Exercise details:
Omit the pictures, then write out every entry exactly as it reads.

* Begin Materials provided *

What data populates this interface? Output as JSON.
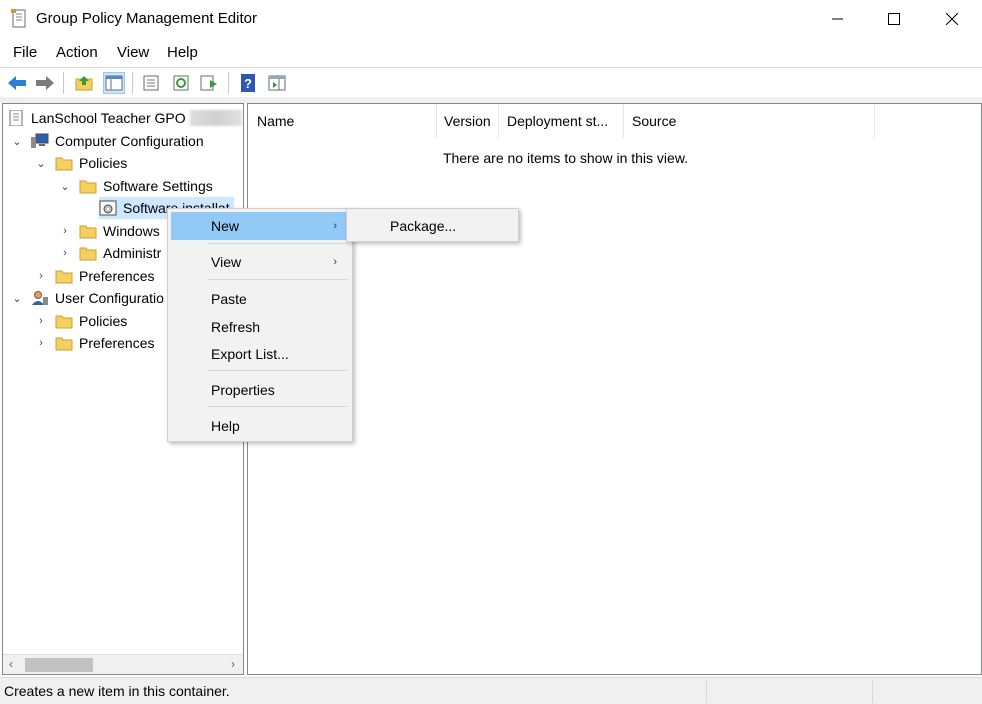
{
  "window": {
    "title": "Group Policy Management Editor"
  },
  "menubar": {
    "items": [
      "File",
      "Action",
      "View",
      "Help"
    ]
  },
  "toolbar": {
    "icons": [
      "back-arrow-icon",
      "forward-arrow-icon",
      "up-folder-icon",
      "show-hide-tree-icon",
      "properties-icon",
      "refresh-icon",
      "export-list-icon",
      "help-icon",
      "show-hide-action-pane-icon"
    ]
  },
  "tree": {
    "root": "LanSchool Teacher GPO",
    "computer_configuration": "Computer Configuration",
    "cc_policies": "Policies",
    "software_settings": "Software Settings",
    "software_installation": "Software installat",
    "windows_settings": "Windows",
    "administrative_templates": "Administr",
    "cc_preferences": "Preferences",
    "user_configuration": "User Configuratio",
    "uc_policies": "Policies",
    "uc_preferences": "Preferences"
  },
  "list": {
    "columns": [
      "Name",
      "Version",
      "Deployment st...",
      "Source"
    ],
    "empty_message": "There are no items to show in this view."
  },
  "context_menu": {
    "new": "New",
    "view": "View",
    "paste": "Paste",
    "refresh": "Refresh",
    "export_list": "Export List...",
    "properties": "Properties",
    "help": "Help"
  },
  "submenu": {
    "package": "Package..."
  },
  "status": {
    "text": "Creates a new item in this container."
  },
  "colors": {
    "highlight": "#91c9f7",
    "selection": "#cce8ff",
    "folder": "#f5cf5f",
    "back_arrow": "#2b7fd4"
  }
}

* End Materials provided *

Correct response:
What data populates this interface? Output as JSON.
{
  "window": {
    "title": "Group Policy Management Editor"
  },
  "menubar": {
    "items": [
      "File",
      "Action",
      "View",
      "Help"
    ]
  },
  "toolbar": {
    "icons": [
      "back-arrow-icon",
      "forward-arrow-icon",
      "up-folder-icon",
      "show-hide-tree-icon",
      "properties-icon",
      "refresh-icon",
      "export-list-icon",
      "help-icon",
      "show-hide-action-pane-icon"
    ]
  },
  "tree": {
    "root": "LanSchool Teacher GPO",
    "computer_configuration": "Computer Configuration",
    "cc_policies": "Policies",
    "software_settings": "Software Settings",
    "software_installation": "Software installat",
    "windows_settings": "Windows",
    "administrative_templates": "Administr",
    "cc_preferences": "Preferences",
    "user_configuration": "User Configuratio",
    "uc_policies": "Policies",
    "uc_preferences": "Preferences"
  },
  "list": {
    "columns": [
      "Name",
      "Version",
      "Deployment st...",
      "Source"
    ],
    "empty_message": "There are no items to show in this view."
  },
  "context_menu": {
    "new": "New",
    "view": "View",
    "paste": "Paste",
    "refresh": "Refresh",
    "export_list": "Export List...",
    "properties": "Properties",
    "help": "Help"
  },
  "submenu": {
    "package": "Package..."
  },
  "status": {
    "text": "Creates a new item in this container."
  },
  "colors": {
    "highlight": "#91c9f7",
    "selection": "#cce8ff",
    "folder": "#f5cf5f",
    "back_arrow": "#2b7fd4"
  }
}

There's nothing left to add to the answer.